Problem to solve:
Reproduce the full listing that appears beneath this instruction exactly.

(Stored data)
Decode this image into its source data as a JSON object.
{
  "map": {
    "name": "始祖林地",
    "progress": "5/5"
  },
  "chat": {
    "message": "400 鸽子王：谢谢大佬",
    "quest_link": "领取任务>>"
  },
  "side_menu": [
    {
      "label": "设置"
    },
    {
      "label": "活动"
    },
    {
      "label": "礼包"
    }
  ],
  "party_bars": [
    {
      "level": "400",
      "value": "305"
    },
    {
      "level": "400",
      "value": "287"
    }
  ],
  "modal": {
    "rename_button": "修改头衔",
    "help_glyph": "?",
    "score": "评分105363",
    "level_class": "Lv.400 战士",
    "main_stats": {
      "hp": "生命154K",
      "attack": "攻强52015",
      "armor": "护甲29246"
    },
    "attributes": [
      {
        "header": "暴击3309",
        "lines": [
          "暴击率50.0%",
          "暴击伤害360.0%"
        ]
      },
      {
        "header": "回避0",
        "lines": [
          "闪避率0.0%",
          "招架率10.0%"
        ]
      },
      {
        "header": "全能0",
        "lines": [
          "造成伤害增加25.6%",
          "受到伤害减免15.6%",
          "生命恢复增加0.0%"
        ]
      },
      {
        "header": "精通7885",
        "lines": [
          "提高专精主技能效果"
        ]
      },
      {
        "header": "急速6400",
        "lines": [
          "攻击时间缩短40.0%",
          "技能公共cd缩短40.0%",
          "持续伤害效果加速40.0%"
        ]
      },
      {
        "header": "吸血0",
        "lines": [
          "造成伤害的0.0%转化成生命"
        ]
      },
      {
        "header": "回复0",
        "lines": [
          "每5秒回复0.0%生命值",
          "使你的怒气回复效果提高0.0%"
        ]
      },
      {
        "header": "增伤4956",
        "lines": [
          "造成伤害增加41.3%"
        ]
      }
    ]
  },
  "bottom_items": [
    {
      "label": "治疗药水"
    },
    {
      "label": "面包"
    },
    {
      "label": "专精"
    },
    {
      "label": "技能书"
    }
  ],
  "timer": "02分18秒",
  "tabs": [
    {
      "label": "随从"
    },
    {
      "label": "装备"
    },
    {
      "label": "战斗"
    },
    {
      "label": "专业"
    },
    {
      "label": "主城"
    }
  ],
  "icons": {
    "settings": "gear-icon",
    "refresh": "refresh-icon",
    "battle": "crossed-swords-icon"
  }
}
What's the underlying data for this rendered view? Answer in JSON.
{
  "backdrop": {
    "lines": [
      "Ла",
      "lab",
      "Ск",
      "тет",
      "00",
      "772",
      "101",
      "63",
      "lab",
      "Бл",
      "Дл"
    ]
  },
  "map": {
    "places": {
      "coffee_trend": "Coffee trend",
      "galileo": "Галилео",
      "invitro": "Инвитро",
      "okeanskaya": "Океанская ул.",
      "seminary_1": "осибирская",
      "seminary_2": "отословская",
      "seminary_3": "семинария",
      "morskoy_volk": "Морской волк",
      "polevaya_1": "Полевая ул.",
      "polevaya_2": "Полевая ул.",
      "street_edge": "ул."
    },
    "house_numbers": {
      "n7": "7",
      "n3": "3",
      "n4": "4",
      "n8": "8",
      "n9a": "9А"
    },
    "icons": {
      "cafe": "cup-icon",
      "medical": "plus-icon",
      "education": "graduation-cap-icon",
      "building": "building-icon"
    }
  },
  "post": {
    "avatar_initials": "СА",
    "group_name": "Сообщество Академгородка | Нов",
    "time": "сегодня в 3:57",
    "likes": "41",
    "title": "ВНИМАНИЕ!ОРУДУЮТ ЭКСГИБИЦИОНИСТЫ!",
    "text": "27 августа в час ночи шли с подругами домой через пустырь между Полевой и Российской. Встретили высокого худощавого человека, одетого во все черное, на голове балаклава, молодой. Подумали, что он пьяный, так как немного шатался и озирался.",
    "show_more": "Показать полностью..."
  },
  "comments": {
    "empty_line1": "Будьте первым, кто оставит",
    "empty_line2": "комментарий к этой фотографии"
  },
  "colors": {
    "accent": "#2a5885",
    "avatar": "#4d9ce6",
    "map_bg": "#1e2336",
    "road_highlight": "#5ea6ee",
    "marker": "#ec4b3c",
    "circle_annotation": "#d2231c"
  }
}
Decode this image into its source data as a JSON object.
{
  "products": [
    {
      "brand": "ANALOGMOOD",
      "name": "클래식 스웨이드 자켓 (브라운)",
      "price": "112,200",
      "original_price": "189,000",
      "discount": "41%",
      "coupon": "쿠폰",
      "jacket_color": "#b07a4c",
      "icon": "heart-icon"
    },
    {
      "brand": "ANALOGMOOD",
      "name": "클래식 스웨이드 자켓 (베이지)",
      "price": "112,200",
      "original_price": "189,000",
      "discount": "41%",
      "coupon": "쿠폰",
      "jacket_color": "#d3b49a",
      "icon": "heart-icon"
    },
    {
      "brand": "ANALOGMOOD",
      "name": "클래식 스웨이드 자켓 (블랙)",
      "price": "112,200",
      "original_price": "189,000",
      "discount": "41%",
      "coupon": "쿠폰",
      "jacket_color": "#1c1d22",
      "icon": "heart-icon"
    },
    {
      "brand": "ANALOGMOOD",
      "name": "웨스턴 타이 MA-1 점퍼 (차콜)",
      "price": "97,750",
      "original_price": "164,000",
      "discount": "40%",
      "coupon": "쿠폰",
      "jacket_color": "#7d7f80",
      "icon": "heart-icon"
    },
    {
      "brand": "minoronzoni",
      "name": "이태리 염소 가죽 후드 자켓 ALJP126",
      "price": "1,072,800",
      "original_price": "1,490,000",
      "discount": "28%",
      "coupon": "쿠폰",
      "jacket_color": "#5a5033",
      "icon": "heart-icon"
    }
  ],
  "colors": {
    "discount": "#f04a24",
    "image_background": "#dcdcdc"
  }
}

Written reply:
Decode this image into its source data as a JSON object.
{
  "map": {
    "name": "始祖林地",
    "progress": "5/5"
  },
  "chat": {
    "message": "400 鸽子王：谢谢大佬",
    "quest_link": "领取任务>>"
  },
  "side_menu": [
    {
      "label": "设置"
    },
    {
      "label": "活动"
    },
    {
      "label": "礼包"
    }
  ],
  "party_bars": [
    {
      "level": "400",
      "value": "305"
    },
    {
      "level": "400",
      "value": "287"
    }
  ],
  "modal": {
    "rename_button": "修改头衔",
    "help_glyph": "?",
    "score": "评分105363",
    "level_class": "Lv.400 战士",
    "main_stats": {
      "hp": "生命154K",
      "attack": "攻强52015",
      "armor": "护甲29246"
    },
    "attributes": [
      {
        "header": "暴击3309",
        "lines": [
          "暴击率50.0%",
          "暴击伤害360.0%"
        ]
      },
      {
        "header": "回避0",
        "lines": [
          "闪避率0.0%",
          "招架率10.0%"
        ]
      },
      {
        "header": "全能0",
        "lines": [
          "造成伤害增加25.6%",
          "受到伤害减免15.6%",
          "生命恢复增加0.0%"
        ]
      },
      {
        "header": "精通7885",
        "lines": [
          "提高专精主技能效果"
        ]
      },
      {
        "header": "急速6400",
        "lines": [
          "攻击时间缩短40.0%",
          "技能公共cd缩短40.0%",
          "持续伤害效果加速40.0%"
        ]
      },
      {
        "header": "吸血0",
        "lines": [
          "造成伤害的0.0%转化成生命"
        ]
      },
      {
        "header": "回复0",
        "lines": [
          "每5秒回复0.0%生命值",
          "使你的怒气回复效果提高0.0%"
        ]
      },
      {
        "header": "增伤4956",
        "lines": [
          "造成伤害增加41.3%"
        ]
      }
    ]
  },
  "bottom_items": [
    {
      "label": "治疗药水"
    },
    {
      "label": "面包"
    },
    {
      "label": "专精"
    },
    {
      "label": "技能书"
    }
  ],
  "timer": "02分18秒",
  "tabs": [
    {
      "label": "随从"
    },
    {
      "label": "装备"
    },
    {
      "label": "战斗"
    },
    {
      "label": "专业"
    },
    {
      "label": "主城"
    }
  ],
  "icons": {
    "settings": "gear-icon",
    "refresh": "refresh-icon",
    "battle": "crossed-swords-icon"
  }
}
What's the underlying data for this rendered view? Answer in JSON.
{
  "backdrop": {
    "lines": [
      "Ла",
      "lab",
      "Ск",
      "тет",
      "00",
      "772",
      "101",
      "63",
      "lab",
      "Бл",
      "Дл"
    ]
  },
  "map": {
    "places": {
      "coffee_trend": "Coffee trend",
      "galileo": "Галилео",
      "invitro": "Инвитро",
      "okeanskaya": "Океанская ул.",
      "seminary_1": "осибирская",
      "seminary_2": "отословская",
      "seminary_3": "семинария",
      "morskoy_volk": "Морской волк",
      "polevaya_1": "Полевая ул.",
      "polevaya_2": "Полевая ул.",
      "street_edge": "ул."
    },
    "house_numbers": {
      "n7": "7",
      "n3": "3",
      "n4": "4",
      "n8": "8",
      "n9a": "9А"
    },
    "icons": {
      "cafe": "cup-icon",
      "medical": "plus-icon",
      "education": "graduation-cap-icon",
      "building": "building-icon"
    }
  },
  "post": {
    "avatar_initials": "СА",
    "group_name": "Сообщество Академгородка | Нов",
    "time": "сегодня в 3:57",
    "likes": "41",
    "title": "ВНИМАНИЕ!ОРУДУЮТ ЭКСГИБИЦИОНИСТЫ!",
    "text": "27 августа в час ночи шли с подругами домой через пустырь между Полевой и Российской. Встретили высокого худощавого человека, одетого во все черное, на голове балаклава, молодой. Подумали, что он пьяный, так как немного шатался и озирался.",
    "show_more": "Показать полностью..."
  },
  "comments": {
    "empty_line1": "Будьте первым, кто оставит",
    "empty_line2": "комментарий к этой фотографии"
  },
  "colors": {
    "accent": "#2a5885",
    "avatar": "#4d9ce6",
    "map_bg": "#1e2336",
    "road_highlight": "#5ea6ee",
    "marker": "#ec4b3c",
    "circle_annotation": "#d2231c"
  }
}
Decode this image into its source data as a JSON object.
{
  "products": [
    {
      "brand": "ANALOGMOOD",
      "name": "클래식 스웨이드 자켓 (브라운)",
      "price": "112,200",
      "original_price": "189,000",
      "discount": "41%",
      "coupon": "쿠폰",
      "jacket_color": "#b07a4c",
      "icon": "heart-icon"
    },
    {
      "brand": "ANALOGMOOD",
      "name": "클래식 스웨이드 자켓 (베이지)",
      "price": "112,200",
      "original_price": "189,000",
      "discount": "41%",
      "coupon": "쿠폰",
      "jacket_color": "#d3b49a",
      "icon": "heart-icon"
    },
    {
      "brand": "ANALOGMOOD",
      "name": "클래식 스웨이드 자켓 (블랙)",
      "price": "112,200",
      "original_price": "189,000",
      "discount": "41%",
      "coupon": "쿠폰",
      "jacket_color": "#1c1d22",
      "icon": "heart-icon"
    },
    {
      "brand": "ANALOGMOOD",
      "name": "웨스턴 타이 MA-1 점퍼 (차콜)",
      "price": "97,750",
      "original_price": "164,000",
      "discount": "40%",
      "coupon": "쿠폰",
      "jacket_color": "#7d7f80",
      "icon": "heart-icon"
    },
    {
      "brand": "minoronzoni",
      "name": "이태리 염소 가죽 후드 자켓 ALJP126",
      "price": "1,072,800",
      "original_price": "1,490,000",
      "discount": "28%",
      "coupon": "쿠폰",
      "jacket_color": "#5a5033",
      "icon": "heart-icon"
    }
  ],
  "colors": {
    "discount": "#f04a24",
    "image_background": "#dcdcdc"
  }
}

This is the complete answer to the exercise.